▸ PEDIDO ESCRITO 1: Pode transcrever literalmente o trecho do texto sobre herança digital que vai de "Decisões sobre a" até "uma conta secundária."?

◇ ◇ ◇ ◇

Herança digital motiva ações judiciais

João Victor Neves, de 20 anos, morreu em um acidente enquanto pedalava em Santos, em abril de 2021. Só depois o irmão dele, Lucas Neves, de 31 anos, se deu conta de que já não tinha mais a maioria das fotos com o parente. Isso porque os arquivos armazenados no celular de Lucas haviam sido perdidos. Fora aquilo, restava pouco: umas dez fotos e a conversa na caixa de mensagem do Instagram.

A família entrou na Justiça para pedir acesso aos arquivos do iPhone de João Victor. “Hoje me dói muito ver que não tem muita conversa salva entre nós dois. São pequenas coisas que doem e que a gente vê que não dava muita importância”, diz Lucas. Em janeiro deste ano, a Justiça determinou o acesso ao material.

Foto: Banco de Imagens

Decisões sobre a chamada herança digital são raras no Brasil, que ainda não tem lei específica sobre acesso a arquivos e contas online de alguém que morreu. “É um caso pioneiro (o de Neves). Até porque encontramos casos que buscavam acesso a perfis em redes sociais, e o nosso busca os arquivos de um celular”, diz Marcelo Cruz, um dos advogados responsáveis pela ação.

O problema, porém, ainda não foi resolvido. O pedido inicial foi de acesso ao celular, mas a Apple afirmou, segundo consta nos autos do processo, não ter informações sobre as senhas de desbloqueio de tela e disse que só seria possível conceder dados salvos na nuvem, nos servidores da empresa. Mas o e-mail que Lucas imaginava ser o particular de João era uma conta secundária.

“Tem apenas alguns vídeos, e não sei qual é o e-mail pessoal em que ele guardava os arquivos”, lamenta o irmão, que ainda busca uma forma de ter acesso às recordações. Por ora, ele mantém os objetos de João Victor intactos no quarto e tenta superar o luto.

◇ ◇ ◇ ◇

▸ PEDIDO ESCRITO 2: Apresente como lista numerada, sem as linhas em branco, somente o trecho das linhas de dados abaixo que vai da linha que contém "data-point [308,115,311,118]" até a que contém "data-point [249,211,252,214]", incluindo as duas.

◇ ◇ ◇ ◇

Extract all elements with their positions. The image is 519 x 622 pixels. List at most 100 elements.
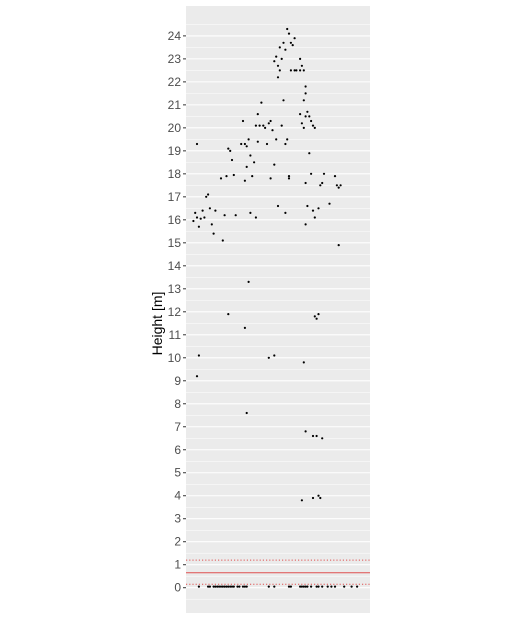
data-point [308,115,311,118]
data-point [218,585,221,588]
data-point [253,161,256,164]
y-tick-label: 9 [174,374,181,388]
data-point [212,585,215,588]
data-point [280,57,283,61]
data-point [221,239,224,242]
data-point [245,145,248,148]
data-point [267,122,270,125]
data-point [207,585,210,588]
data-point [313,315,316,318]
y-tick-label: 10 [168,351,182,365]
data-point [254,124,257,127]
data-point [249,211,252,214]
data-point [300,499,303,502]
data-point [265,142,269,146]
data-point [208,207,211,210]
data-point [214,209,217,212]
data-point [278,69,281,72]
data-point [195,375,199,378]
data-point [203,216,206,219]
data-point [245,411,248,415]
y-tick-label: 18 [168,167,182,181]
data-point [195,216,199,219]
data-point [335,184,338,187]
data-point [241,585,245,588]
data-point [343,585,346,588]
data-point [304,92,307,95]
data-point [234,214,237,217]
y-axis-title: Height [m] [149,292,165,356]
data-point [287,585,291,588]
reference-lines [186,559,370,585]
data-point [269,119,272,123]
data-point [299,69,302,72]
data-point [315,585,318,588]
data-point [251,175,254,178]
y-tick-label: 6 [174,443,181,457]
major-gridlines [186,35,370,589]
data-point [273,163,276,166]
data-point [333,585,337,588]
data-point [311,209,315,212]
data-point [293,69,296,72]
y-tick-label: 11 [169,328,182,342]
data-point [199,217,202,220]
data-point [282,41,285,44]
data-point [311,434,315,438]
data-point [205,195,208,198]
data-point [291,44,294,47]
data-point [302,126,305,129]
data-point [311,496,315,500]
data-point [192,219,195,223]
data-point [210,223,213,226]
data-point [321,437,324,440]
data-point [225,175,228,178]
y-tick-label: 23 [168,52,182,66]
data-point [304,181,307,185]
data-point [245,165,248,168]
y-tick-label: 8 [174,397,181,411]
data-point [306,585,309,588]
y-tick-label: 14 [168,259,182,273]
y-tick-label: 13 [168,282,182,296]
data-point [286,27,289,31]
data-point [315,317,318,320]
data-point [287,32,291,35]
data-point [302,361,305,364]
data-point [302,585,305,588]
data-point [230,158,234,162]
y-tick-label: 5 [174,466,181,480]
y-tick-label: 16 [168,213,182,227]
data-point [267,585,270,588]
data-point [232,585,235,588]
data-point [221,585,224,588]
data-point [304,85,307,88]
minor-gridlines [186,24,370,600]
y-tick-label: 1 [174,558,181,572]
data-point [300,64,303,67]
data-point [216,585,219,588]
data-point [319,184,322,187]
data-point [247,138,250,141]
data-point [315,434,318,438]
data-point [300,122,303,125]
data-point [273,585,276,588]
data-point [333,175,337,178]
data-point [232,173,235,177]
data-point [293,37,296,40]
data-point [289,41,292,44]
data-point [227,585,230,588]
y-tick-label: 3 [174,512,181,526]
data-points [192,27,359,588]
data-point [322,172,326,175]
y-tick-label: 15 [168,236,182,250]
data-point [317,585,320,588]
data-point [306,110,309,113]
y-tick-label: 4 [174,489,181,503]
data-point [243,179,246,182]
data-point [276,64,280,67]
data-point [219,177,223,180]
data-point [208,585,211,588]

◇ ◇ ◇ ◇

▸ RESPOSTA CORRETA 1:
Decisões sobre a chamada herança digital são raras no Brasil, que ainda não tem lei específica sobre acesso a arquivos e contas online de alguém que morreu. “É um caso pioneiro (o de Neves). Até porque encontramos casos que buscavam acesso a perfis em redes sociais, e o nosso busca os arquivos de um celular”, diz Marcelo Cruz, um dos advogados responsáveis pela ação.

O problema, porém, ainda não foi resolvido. O pedido inicial foi de acesso ao celular, mas a Apple afirmou, segundo consta nos autos do processo, não ter informações sobre as senhas de desbloqueio de tela e disse que só seria possível conceder dados salvos na nuvem, nos servidores da empresa. Mas o e-mail que Lucas imaginava ser o particular de João era uma conta secundária.

▸ RESPOSTA CORRETA 2:
1. data-point [308,115,311,118]
2. data-point [218,585,221,588]
3. data-point [253,161,256,164]
4. y-tick-label: 9 [174,374,181,388]
5. data-point [212,585,215,588]
6. data-point [280,57,283,61]
7. data-point [221,239,224,242]
8. data-point [245,145,248,148]
9. data-point [267,122,270,125]
10. data-point [207,585,210,588]
11. data-point [313,315,316,318]
12. y-tick-label: 10 [168,351,182,365]
13. data-point [254,124,257,127]
14. data-point [249,211,252,214]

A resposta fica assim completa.